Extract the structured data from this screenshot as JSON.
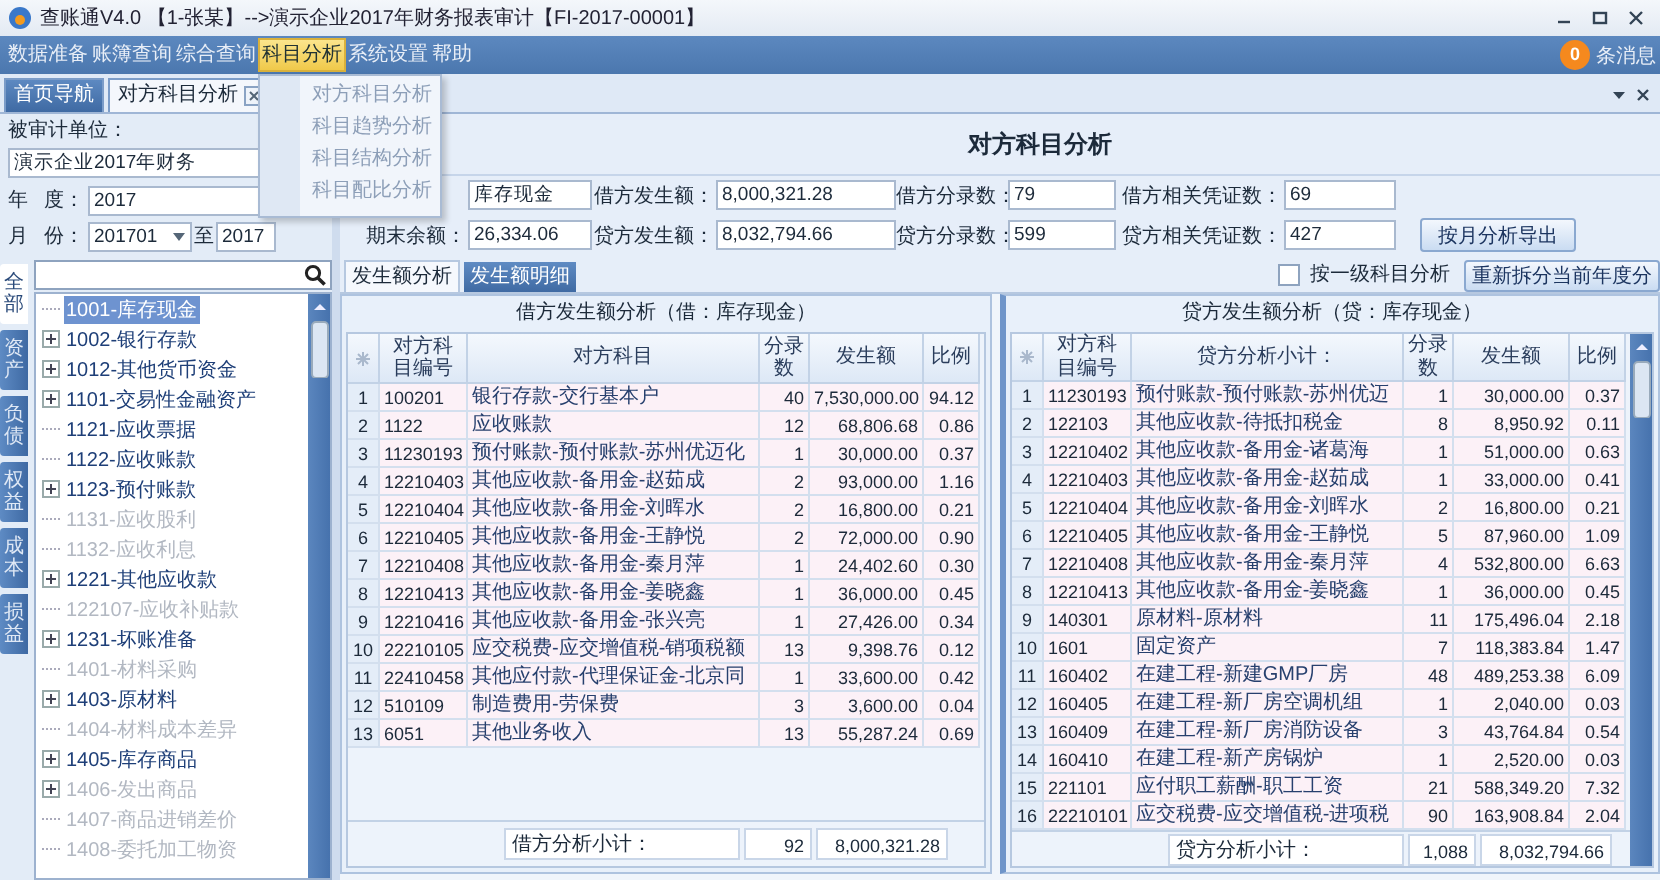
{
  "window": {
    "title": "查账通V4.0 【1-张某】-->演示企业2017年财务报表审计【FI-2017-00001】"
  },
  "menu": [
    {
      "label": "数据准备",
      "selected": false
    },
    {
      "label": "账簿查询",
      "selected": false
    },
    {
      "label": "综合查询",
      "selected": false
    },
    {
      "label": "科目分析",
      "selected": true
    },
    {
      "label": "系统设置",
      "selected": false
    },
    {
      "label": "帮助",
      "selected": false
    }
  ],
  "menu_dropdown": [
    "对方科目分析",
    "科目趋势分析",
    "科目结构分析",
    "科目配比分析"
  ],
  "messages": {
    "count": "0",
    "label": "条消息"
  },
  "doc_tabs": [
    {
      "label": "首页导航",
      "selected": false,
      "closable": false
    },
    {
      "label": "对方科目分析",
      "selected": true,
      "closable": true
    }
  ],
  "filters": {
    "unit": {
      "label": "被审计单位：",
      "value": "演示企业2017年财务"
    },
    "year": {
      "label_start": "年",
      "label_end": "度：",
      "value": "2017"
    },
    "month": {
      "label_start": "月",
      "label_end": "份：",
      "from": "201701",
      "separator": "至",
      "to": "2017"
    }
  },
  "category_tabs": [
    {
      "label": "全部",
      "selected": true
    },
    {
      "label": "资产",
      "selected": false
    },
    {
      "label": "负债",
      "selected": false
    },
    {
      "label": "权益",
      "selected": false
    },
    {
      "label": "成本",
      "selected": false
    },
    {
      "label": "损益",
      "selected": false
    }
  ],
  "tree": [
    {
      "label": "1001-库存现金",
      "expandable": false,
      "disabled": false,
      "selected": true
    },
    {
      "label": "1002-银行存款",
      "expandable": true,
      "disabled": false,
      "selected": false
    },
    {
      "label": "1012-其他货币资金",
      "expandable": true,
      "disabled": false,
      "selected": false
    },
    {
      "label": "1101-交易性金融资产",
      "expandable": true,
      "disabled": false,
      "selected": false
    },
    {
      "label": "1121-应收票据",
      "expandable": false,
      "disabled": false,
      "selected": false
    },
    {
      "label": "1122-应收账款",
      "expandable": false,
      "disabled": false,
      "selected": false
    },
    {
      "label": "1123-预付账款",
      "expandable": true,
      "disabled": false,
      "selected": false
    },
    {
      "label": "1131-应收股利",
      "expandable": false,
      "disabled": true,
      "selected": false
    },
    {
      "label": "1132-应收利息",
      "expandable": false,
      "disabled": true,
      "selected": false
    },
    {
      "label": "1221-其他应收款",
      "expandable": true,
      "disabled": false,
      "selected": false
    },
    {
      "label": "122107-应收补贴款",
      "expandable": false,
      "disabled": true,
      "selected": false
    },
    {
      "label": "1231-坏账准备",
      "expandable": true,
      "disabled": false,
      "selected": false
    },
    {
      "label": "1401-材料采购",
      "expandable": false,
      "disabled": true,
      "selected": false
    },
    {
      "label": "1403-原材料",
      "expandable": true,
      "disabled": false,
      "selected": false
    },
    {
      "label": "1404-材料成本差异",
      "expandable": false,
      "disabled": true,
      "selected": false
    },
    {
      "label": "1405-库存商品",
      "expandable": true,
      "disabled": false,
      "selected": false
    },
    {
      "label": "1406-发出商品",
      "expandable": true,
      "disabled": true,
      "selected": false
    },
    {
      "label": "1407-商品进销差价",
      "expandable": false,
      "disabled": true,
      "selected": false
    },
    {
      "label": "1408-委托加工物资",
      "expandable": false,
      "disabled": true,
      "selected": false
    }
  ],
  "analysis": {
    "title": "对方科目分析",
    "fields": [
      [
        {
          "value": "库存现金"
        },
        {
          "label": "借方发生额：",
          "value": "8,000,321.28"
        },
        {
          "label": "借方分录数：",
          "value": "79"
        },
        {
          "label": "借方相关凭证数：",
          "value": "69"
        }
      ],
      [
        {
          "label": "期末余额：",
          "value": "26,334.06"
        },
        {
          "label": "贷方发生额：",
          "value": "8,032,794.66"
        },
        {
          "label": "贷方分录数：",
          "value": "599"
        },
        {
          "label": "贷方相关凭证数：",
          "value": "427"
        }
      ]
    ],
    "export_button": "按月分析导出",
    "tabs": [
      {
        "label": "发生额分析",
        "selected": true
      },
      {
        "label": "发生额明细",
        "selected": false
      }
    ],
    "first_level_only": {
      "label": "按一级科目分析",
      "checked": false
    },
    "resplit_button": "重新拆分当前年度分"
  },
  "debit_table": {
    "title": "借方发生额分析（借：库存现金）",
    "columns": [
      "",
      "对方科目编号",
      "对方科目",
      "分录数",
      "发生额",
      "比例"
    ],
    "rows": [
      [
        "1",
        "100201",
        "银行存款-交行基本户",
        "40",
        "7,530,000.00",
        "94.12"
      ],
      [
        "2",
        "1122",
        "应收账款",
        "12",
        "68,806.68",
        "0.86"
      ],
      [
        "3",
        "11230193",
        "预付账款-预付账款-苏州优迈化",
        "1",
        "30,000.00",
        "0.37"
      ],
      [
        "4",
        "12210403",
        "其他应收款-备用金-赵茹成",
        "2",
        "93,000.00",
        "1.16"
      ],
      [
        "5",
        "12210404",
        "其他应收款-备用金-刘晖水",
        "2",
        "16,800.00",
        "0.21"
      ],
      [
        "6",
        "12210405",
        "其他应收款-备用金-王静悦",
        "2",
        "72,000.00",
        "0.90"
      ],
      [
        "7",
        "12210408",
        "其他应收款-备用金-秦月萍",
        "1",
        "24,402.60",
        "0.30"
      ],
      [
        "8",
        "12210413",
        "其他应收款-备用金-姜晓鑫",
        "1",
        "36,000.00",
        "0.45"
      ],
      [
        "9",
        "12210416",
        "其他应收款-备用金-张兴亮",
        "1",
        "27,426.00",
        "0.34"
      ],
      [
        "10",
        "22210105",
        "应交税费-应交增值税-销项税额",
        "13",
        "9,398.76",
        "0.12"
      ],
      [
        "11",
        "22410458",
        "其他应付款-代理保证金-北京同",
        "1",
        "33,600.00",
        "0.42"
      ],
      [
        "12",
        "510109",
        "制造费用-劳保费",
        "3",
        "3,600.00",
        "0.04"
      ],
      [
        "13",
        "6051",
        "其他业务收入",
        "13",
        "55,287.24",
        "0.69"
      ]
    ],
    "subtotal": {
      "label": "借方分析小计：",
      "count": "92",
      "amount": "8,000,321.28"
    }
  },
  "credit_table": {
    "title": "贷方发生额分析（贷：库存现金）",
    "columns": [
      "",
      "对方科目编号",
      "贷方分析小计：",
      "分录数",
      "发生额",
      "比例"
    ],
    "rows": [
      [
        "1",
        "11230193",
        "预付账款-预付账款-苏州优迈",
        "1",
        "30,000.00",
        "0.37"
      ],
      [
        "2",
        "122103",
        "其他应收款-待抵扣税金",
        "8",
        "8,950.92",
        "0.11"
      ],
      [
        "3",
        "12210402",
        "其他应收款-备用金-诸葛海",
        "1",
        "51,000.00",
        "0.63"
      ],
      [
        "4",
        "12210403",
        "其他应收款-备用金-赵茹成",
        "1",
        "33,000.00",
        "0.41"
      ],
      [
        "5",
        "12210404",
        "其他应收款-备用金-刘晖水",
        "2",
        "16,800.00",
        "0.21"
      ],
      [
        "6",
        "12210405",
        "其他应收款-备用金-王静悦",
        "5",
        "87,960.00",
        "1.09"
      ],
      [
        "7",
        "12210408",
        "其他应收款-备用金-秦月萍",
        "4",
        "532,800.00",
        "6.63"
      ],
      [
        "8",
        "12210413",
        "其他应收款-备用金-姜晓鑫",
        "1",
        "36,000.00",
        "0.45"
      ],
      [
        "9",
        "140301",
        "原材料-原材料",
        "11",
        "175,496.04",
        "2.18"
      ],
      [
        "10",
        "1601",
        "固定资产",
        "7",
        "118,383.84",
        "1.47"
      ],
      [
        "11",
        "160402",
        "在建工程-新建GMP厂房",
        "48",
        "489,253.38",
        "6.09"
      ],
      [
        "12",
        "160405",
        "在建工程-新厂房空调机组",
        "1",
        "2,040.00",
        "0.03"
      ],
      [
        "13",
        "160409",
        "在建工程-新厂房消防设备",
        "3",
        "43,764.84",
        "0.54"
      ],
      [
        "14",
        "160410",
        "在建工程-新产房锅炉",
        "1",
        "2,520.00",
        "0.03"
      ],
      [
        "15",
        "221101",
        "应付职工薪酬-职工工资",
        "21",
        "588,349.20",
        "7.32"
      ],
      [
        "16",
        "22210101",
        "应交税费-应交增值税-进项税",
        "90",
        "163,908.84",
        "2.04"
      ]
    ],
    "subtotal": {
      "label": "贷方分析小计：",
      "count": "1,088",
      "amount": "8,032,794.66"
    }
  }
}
------------------------------------------------
**EXERCISE REQUIREMENTS:**
Pull out every line above that holds the word "value".

**EXERCISE ANSWER:**
      "value": "演示企业2017年财务"
      "value": "2017"
          "value": "库存现金"
          "value": "8,000,321.28"
          "value": "79"
          "value": "69"
          "value": "26,334.06"
          "value": "8,032,794.66"
          "value": "599"
          "value": "427"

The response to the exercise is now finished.